(Items listed in a dataset)

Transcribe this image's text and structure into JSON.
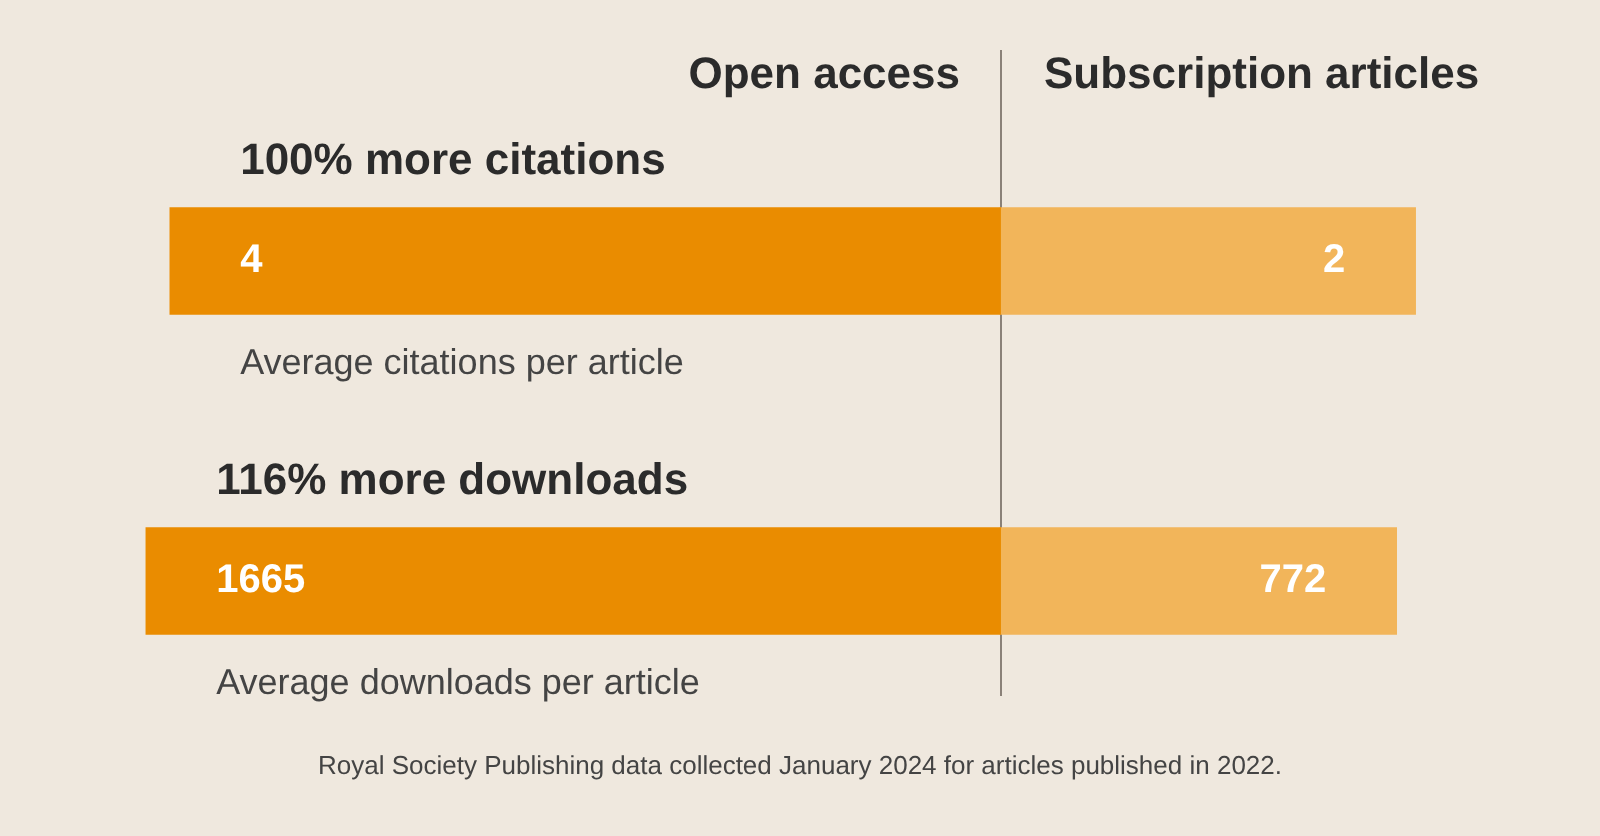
{
  "chart_data": [
    {
      "type": "bar",
      "orientation": "horizontal",
      "stacked": true,
      "title": "100% more citations",
      "xlabel": "Average citations per article",
      "categories": [
        null
      ],
      "xlim": [
        -0.82,
        6.89
      ],
      "ref_lines": [
        {
          "axis": "x",
          "value": 4,
          "color": "#8a8178"
        }
      ],
      "data_labels": true,
      "series": [
        {
          "name": "Open access",
          "color": "#ea8c00",
          "values": [
            4
          ]
        },
        {
          "name": "Subscription articles",
          "color": "#f2b55a",
          "values": [
            2
          ]
        }
      ]
    },
    {
      "type": "bar",
      "orientation": "horizontal",
      "stacked": true,
      "title": "116% more downloads",
      "xlabel": "Average downloads per article",
      "categories": [
        null
      ],
      "xlim": [
        -285,
        2834
      ],
      "ref_lines": [
        {
          "axis": "x",
          "value": 1665,
          "color": "#8a8178"
        }
      ],
      "data_labels": true,
      "annotations": [
        "Royal Society Publishing data collected January 2024 for articles published in 2022."
      ],
      "series": [
        {
          "color": "#ea8c00",
          "values": [
            1665
          ]
        },
        {
          "color": "#f2b55a",
          "values": [
            772
          ]
        }
      ]
    }
  ]
}
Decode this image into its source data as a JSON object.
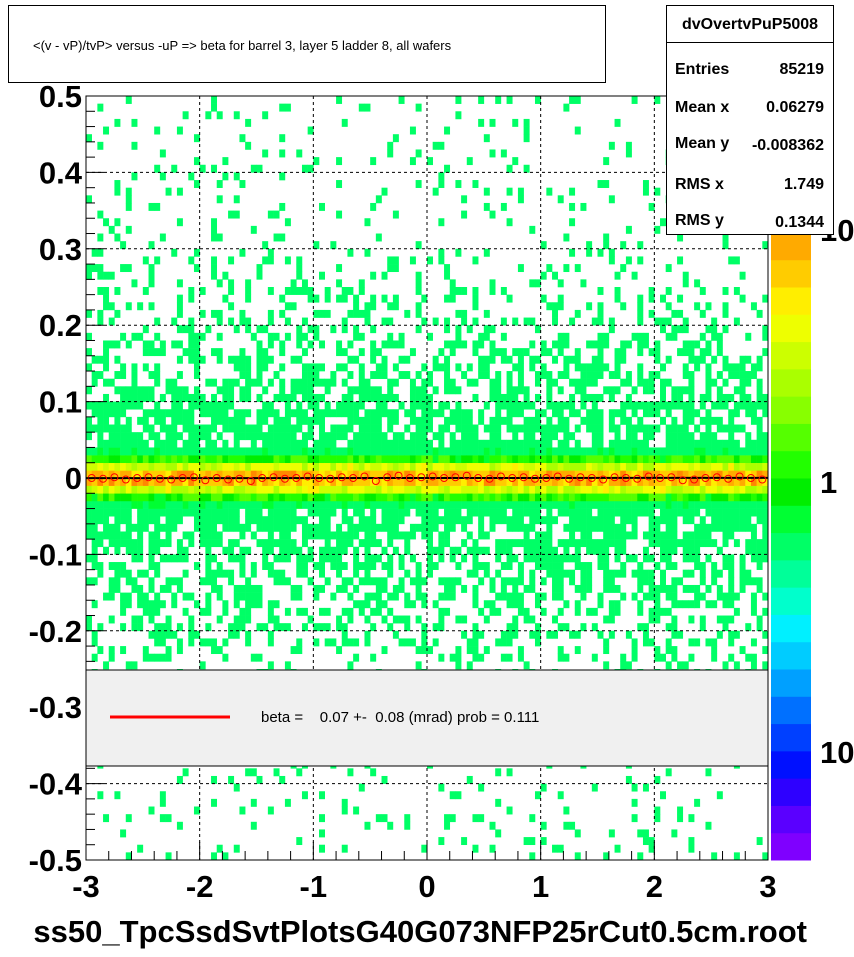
{
  "title": "<(v - vP)/tvP> versus  -uP => beta for barrel 3, layer 5 ladder 8, all wafers",
  "stats": {
    "name": "dvOvertvPuP5008",
    "rows": [
      {
        "label": "Entries",
        "value": "85219"
      },
      {
        "label": "Mean x",
        "value": "0.06279"
      },
      {
        "label": "Mean y",
        "value": "-0.008362"
      },
      {
        "label": "RMS x",
        "value": "1.749"
      },
      {
        "label": "RMS y",
        "value": "0.1344"
      }
    ]
  },
  "legend": {
    "text": "beta =    0.07 +-  0.08 (mrad) prob = 0.111",
    "line_color": "#ff0000"
  },
  "footer": "ss50_TpcSsdSvtPlotsG40G073NFP25rCut0.5cm.root",
  "colors": {
    "background": "#ffffff",
    "legend_fill": "#f0f0f0",
    "marker": "#ff0000",
    "fit_line": "#000000"
  },
  "palette": [
    "#7f00ff",
    "#5a00ff",
    "#2e00ff",
    "#0010ff",
    "#0040ff",
    "#0070ff",
    "#00a0ff",
    "#00ccff",
    "#00f0ff",
    "#00ffcc",
    "#00ff99",
    "#00ff66",
    "#00ff33",
    "#00ee00",
    "#22ff00",
    "#55ff00",
    "#88ff00",
    "#aaff00",
    "#ccff00",
    "#eeff00",
    "#ffee00",
    "#ffcc00",
    "#ffaa00",
    "#ff8800",
    "#ff6600",
    "#ff4400",
    "#ff2200",
    "#ff0000"
  ],
  "chart_data": {
    "type": "heatmap",
    "title": "<(v - vP)/tvP> versus  -uP => beta for barrel 3, layer 5 ladder 8, all wafers",
    "x_ticks": [
      "-3",
      "-2",
      "-1",
      "0",
      "1",
      "2",
      "3"
    ],
    "y_ticks": [
      "-0.5",
      "-0.4",
      "-0.3",
      "-0.2",
      "-0.1",
      "0",
      "0.1",
      "0.2",
      "0.3",
      "0.4",
      "0.5"
    ],
    "xlim": [
      -3,
      3
    ],
    "ylim": [
      -0.5,
      0.5
    ],
    "grid": true,
    "z_scale": "log",
    "z_ticks": [
      "10",
      "1",
      "10"
    ],
    "bins_x": 120,
    "bins_y": 100,
    "density_model": {
      "peak_y": 0.0,
      "core_width": 0.018,
      "tail_width": 0.13,
      "tail_fraction": 0.45
    },
    "profile": {
      "x": [
        -2.95,
        -2.85,
        -2.75,
        -2.65,
        -2.55,
        -2.45,
        -2.35,
        -2.25,
        -2.15,
        -2.05,
        -1.95,
        -1.85,
        -1.75,
        -1.65,
        -1.55,
        -1.45,
        -1.35,
        -1.25,
        -1.15,
        -1.05,
        -0.95,
        -0.85,
        -0.75,
        -0.65,
        -0.55,
        -0.45,
        -0.35,
        -0.25,
        -0.15,
        -0.05,
        0.05,
        0.15,
        0.25,
        0.35,
        0.45,
        0.55,
        0.65,
        0.75,
        0.85,
        0.95,
        1.05,
        1.15,
        1.25,
        1.35,
        1.45,
        1.55,
        1.65,
        1.75,
        1.85,
        1.95,
        2.05,
        2.15,
        2.25,
        2.35,
        2.45,
        2.55,
        2.65,
        2.75,
        2.85,
        2.95
      ],
      "y": [
        0.0,
        -0.001,
        0.001,
        -0.002,
        0.0,
        0.001,
        -0.001,
        -0.002,
        0.0,
        0.001,
        -0.003,
        0.0,
        -0.002,
        -0.001,
        -0.004,
        0.0,
        0.001,
        -0.001,
        0.0,
        0.002,
        0.0,
        -0.001,
        0.001,
        0.0,
        0.002,
        -0.004,
        0.001,
        0.003,
        0.0,
        0.001,
        0.002,
        0.0,
        0.001,
        0.003,
        0.0,
        -0.001,
        0.002,
        0.0,
        0.001,
        -0.001,
        0.0,
        0.002,
        -0.001,
        0.001,
        0.0,
        -0.002,
        0.001,
        0.0,
        -0.001,
        0.002,
        0.0,
        0.001,
        -0.003,
        -0.002,
        0.0,
        0.001,
        -0.001,
        0.002,
        0.0,
        -0.002
      ]
    },
    "fit_line": {
      "slope": 7e-05,
      "intercept": 0.0
    }
  }
}
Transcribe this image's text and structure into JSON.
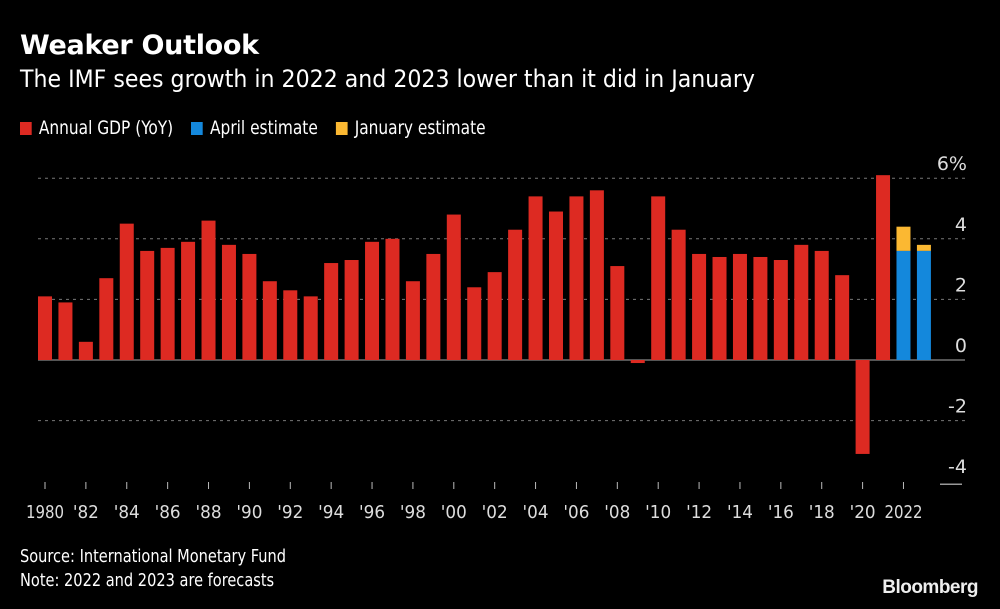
{
  "chart_data": {
    "type": "bar",
    "title": "Weaker Outlook",
    "subtitle": "The IMF sees growth in 2022 and 2023 lower than it did in January",
    "legend": [
      {
        "name": "Annual GDP (YoY)",
        "color": "#dd2a22"
      },
      {
        "name": "April estimate",
        "color": "#1488dc"
      },
      {
        "name": "January estimate",
        "color": "#fbb832"
      }
    ],
    "legend_placement": "top-left",
    "years": [
      1980,
      1981,
      1982,
      1983,
      1984,
      1985,
      1986,
      1987,
      1988,
      1989,
      1990,
      1991,
      1992,
      1993,
      1994,
      1995,
      1996,
      1997,
      1998,
      1999,
      2000,
      2001,
      2002,
      2003,
      2004,
      2005,
      2006,
      2007,
      2008,
      2009,
      2010,
      2011,
      2012,
      2013,
      2014,
      2015,
      2016,
      2017,
      2018,
      2019,
      2020,
      2021
    ],
    "annual_gdp": [
      2.1,
      1.9,
      0.6,
      2.7,
      4.5,
      3.6,
      3.7,
      3.9,
      4.6,
      3.8,
      3.5,
      2.6,
      2.3,
      2.1,
      3.2,
      3.3,
      3.9,
      4.0,
      2.6,
      3.5,
      4.8,
      2.4,
      2.9,
      4.3,
      5.4,
      4.9,
      5.4,
      5.6,
      3.1,
      -0.1,
      5.4,
      4.3,
      3.5,
      3.4,
      3.5,
      3.4,
      3.3,
      3.8,
      3.6,
      2.8,
      -3.1,
      6.1
    ],
    "forecasts": [
      {
        "year": 2022,
        "april": 3.6,
        "january": 4.4
      },
      {
        "year": 2023,
        "april": 3.6,
        "january": 3.8
      }
    ],
    "x_tick_labels": [
      "1980",
      "'82",
      "'84",
      "'86",
      "'88",
      "'90",
      "'92",
      "'94",
      "'96",
      "'98",
      "'00",
      "'02",
      "'04",
      "'06",
      "'08",
      "'10",
      "'12",
      "'14",
      "'16",
      "'18",
      "'20",
      "2022"
    ],
    "y_ticks": [
      6,
      4,
      2,
      0,
      -2,
      -4
    ],
    "y_tick_labels": [
      "6%",
      "4",
      "2",
      "0",
      "-2",
      "-4"
    ],
    "ylim": [
      -4,
      6
    ],
    "grid": true,
    "y_axis_position": "right"
  },
  "footer": {
    "source": "Source: International Monetary Fund",
    "note": "Note: 2022 and 2023 are forecasts",
    "brand": "Bloomberg"
  }
}
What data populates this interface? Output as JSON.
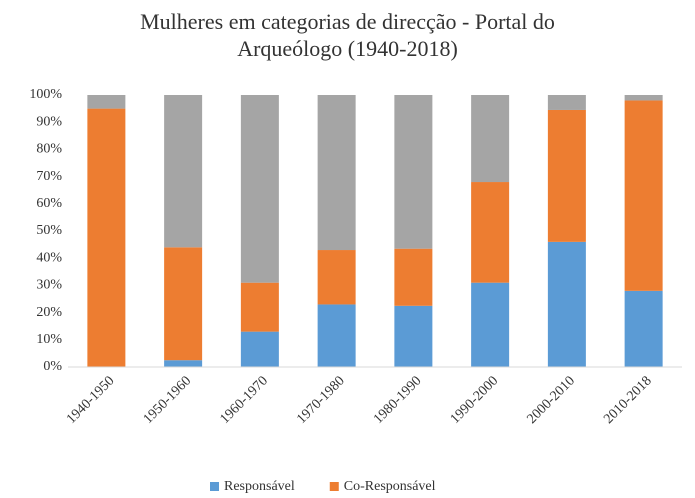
{
  "chart_data": {
    "type": "stacked_bar",
    "title": "Mulheres em categorias de direcção - Portal do Arqueólogo (1940-2018)",
    "categories": [
      "1940-1950",
      "1950-1960",
      "1960-1970",
      "1970-1980",
      "1980-1990",
      "1990-2000",
      "2000-2010",
      "2010-2018"
    ],
    "series": [
      {
        "name": "Responsável",
        "color": "#5b9bd5",
        "values": [
          0,
          2.5,
          13,
          23,
          22.5,
          31,
          46,
          28
        ]
      },
      {
        "name": "Co-Responsável",
        "color": "#ed7d31",
        "values": [
          95,
          41.5,
          18,
          20,
          21,
          37,
          48.5,
          70
        ]
      },
      {
        "color": "#a5a5a5",
        "values": [
          5,
          56,
          69,
          57,
          56.5,
          32,
          5.5,
          2
        ]
      }
    ],
    "ylim": [
      0,
      100
    ],
    "yticks": [
      {
        "value": 0,
        "label": "0%"
      },
      {
        "value": 10,
        "label": "10%"
      },
      {
        "value": 20,
        "label": "20%"
      },
      {
        "value": 30,
        "label": "30%"
      },
      {
        "value": 40,
        "label": "40%"
      },
      {
        "value": 50,
        "label": "50%"
      },
      {
        "value": 60,
        "label": "60%"
      },
      {
        "value": 70,
        "label": "70%"
      },
      {
        "value": 80,
        "label": "80%"
      },
      {
        "value": 90,
        "label": "90%"
      },
      {
        "value": 100,
        "label": "100%"
      }
    ],
    "grid": false,
    "legend": "bottom"
  }
}
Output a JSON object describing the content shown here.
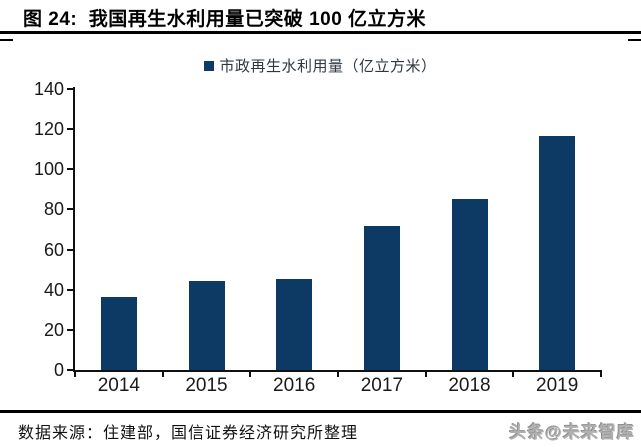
{
  "header": {
    "title": "图 24:  我国再生水利用量已突破 100 亿立方米"
  },
  "chart_data": {
    "type": "bar",
    "title": "我国再生水利用量已突破 100 亿立方米",
    "legend": "市政再生水利用量（亿立方米）",
    "legend_position": "top-center",
    "categories": [
      "2014",
      "2015",
      "2016",
      "2017",
      "2018",
      "2019"
    ],
    "values": [
      36.2,
      44.4,
      45.4,
      71.6,
      85.4,
      116.4
    ],
    "xlabel": "",
    "ylabel": "",
    "ylim": [
      0,
      140
    ],
    "yticks": [
      0,
      20,
      40,
      60,
      80,
      100,
      120,
      140
    ],
    "grid": false,
    "bar_color": "#0D3A64"
  },
  "footer": {
    "source": "数据来源：住建部，国信证券经济研究所整理",
    "watermark": "头条@未来智库"
  }
}
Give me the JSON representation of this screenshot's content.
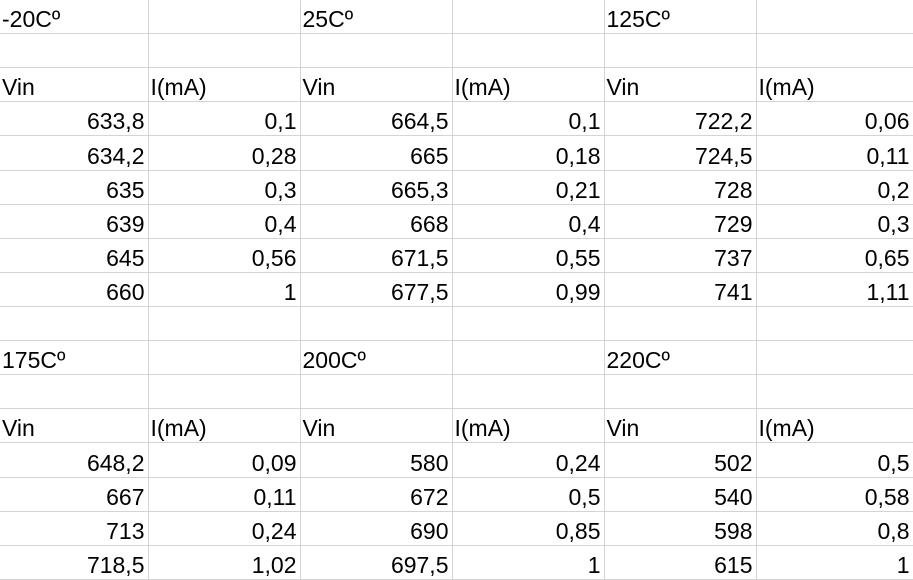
{
  "sheet": {
    "rows": [
      [
        {
          "t": "-20Cº"
        },
        {
          "t": ""
        },
        {
          "t": "25Cº"
        },
        {
          "t": ""
        },
        {
          "t": "125Cº"
        },
        {
          "t": ""
        }
      ],
      [
        {
          "t": ""
        },
        {
          "t": ""
        },
        {
          "t": ""
        },
        {
          "t": ""
        },
        {
          "t": ""
        },
        {
          "t": ""
        }
      ],
      [
        {
          "t": "Vin"
        },
        {
          "t": "I(mA)"
        },
        {
          "t": "Vin"
        },
        {
          "t": "I(mA)"
        },
        {
          "t": "Vin"
        },
        {
          "t": "I(mA)"
        }
      ],
      [
        {
          "t": "633,8",
          "n": true
        },
        {
          "t": "0,1",
          "n": true
        },
        {
          "t": "664,5",
          "n": true
        },
        {
          "t": "0,1",
          "n": true
        },
        {
          "t": "722,2",
          "n": true
        },
        {
          "t": "0,06",
          "n": true
        }
      ],
      [
        {
          "t": "634,2",
          "n": true
        },
        {
          "t": "0,28",
          "n": true
        },
        {
          "t": "665",
          "n": true
        },
        {
          "t": "0,18",
          "n": true
        },
        {
          "t": "724,5",
          "n": true
        },
        {
          "t": "0,11",
          "n": true
        }
      ],
      [
        {
          "t": "635",
          "n": true
        },
        {
          "t": "0,3",
          "n": true
        },
        {
          "t": "665,3",
          "n": true
        },
        {
          "t": "0,21",
          "n": true
        },
        {
          "t": "728",
          "n": true
        },
        {
          "t": "0,2",
          "n": true
        }
      ],
      [
        {
          "t": "639",
          "n": true
        },
        {
          "t": "0,4",
          "n": true
        },
        {
          "t": "668",
          "n": true
        },
        {
          "t": "0,4",
          "n": true
        },
        {
          "t": "729",
          "n": true
        },
        {
          "t": "0,3",
          "n": true
        }
      ],
      [
        {
          "t": "645",
          "n": true
        },
        {
          "t": "0,56",
          "n": true
        },
        {
          "t": "671,5",
          "n": true
        },
        {
          "t": "0,55",
          "n": true
        },
        {
          "t": "737",
          "n": true
        },
        {
          "t": "0,65",
          "n": true
        }
      ],
      [
        {
          "t": "660",
          "n": true
        },
        {
          "t": "1",
          "n": true
        },
        {
          "t": "677,5",
          "n": true
        },
        {
          "t": "0,99",
          "n": true
        },
        {
          "t": "741",
          "n": true
        },
        {
          "t": "1,11",
          "n": true
        }
      ],
      [
        {
          "t": ""
        },
        {
          "t": ""
        },
        {
          "t": ""
        },
        {
          "t": ""
        },
        {
          "t": ""
        },
        {
          "t": ""
        }
      ],
      [
        {
          "t": "175Cº"
        },
        {
          "t": ""
        },
        {
          "t": "200Cº"
        },
        {
          "t": ""
        },
        {
          "t": "220Cº"
        },
        {
          "t": ""
        }
      ],
      [
        {
          "t": ""
        },
        {
          "t": ""
        },
        {
          "t": ""
        },
        {
          "t": ""
        },
        {
          "t": ""
        },
        {
          "t": ""
        }
      ],
      [
        {
          "t": "Vin"
        },
        {
          "t": "I(mA)"
        },
        {
          "t": "Vin"
        },
        {
          "t": "I(mA)"
        },
        {
          "t": "Vin"
        },
        {
          "t": "I(mA)"
        }
      ],
      [
        {
          "t": "648,2",
          "n": true
        },
        {
          "t": "0,09",
          "n": true
        },
        {
          "t": "580",
          "n": true
        },
        {
          "t": "0,24",
          "n": true
        },
        {
          "t": "502",
          "n": true
        },
        {
          "t": "0,5",
          "n": true
        }
      ],
      [
        {
          "t": "667",
          "n": true
        },
        {
          "t": "0,11",
          "n": true
        },
        {
          "t": "672",
          "n": true
        },
        {
          "t": "0,5",
          "n": true
        },
        {
          "t": "540",
          "n": true
        },
        {
          "t": "0,58",
          "n": true
        }
      ],
      [
        {
          "t": "713",
          "n": true
        },
        {
          "t": "0,24",
          "n": true
        },
        {
          "t": "690",
          "n": true
        },
        {
          "t": "0,85",
          "n": true
        },
        {
          "t": "598",
          "n": true
        },
        {
          "t": "0,8",
          "n": true
        }
      ],
      [
        {
          "t": "718,5",
          "n": true
        },
        {
          "t": "1,02",
          "n": true
        },
        {
          "t": "697,5",
          "n": true
        },
        {
          "t": "1",
          "n": true
        },
        {
          "t": "615",
          "n": true
        },
        {
          "t": "1",
          "n": true
        }
      ]
    ]
  }
}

* _GOAL OF THE EXERCISE_
List the lines that contain the word "forecasts".

* _TASK RESPONSE_
    "forecasts": [
    "note": "Note: 2022 and 2023 are forecasts",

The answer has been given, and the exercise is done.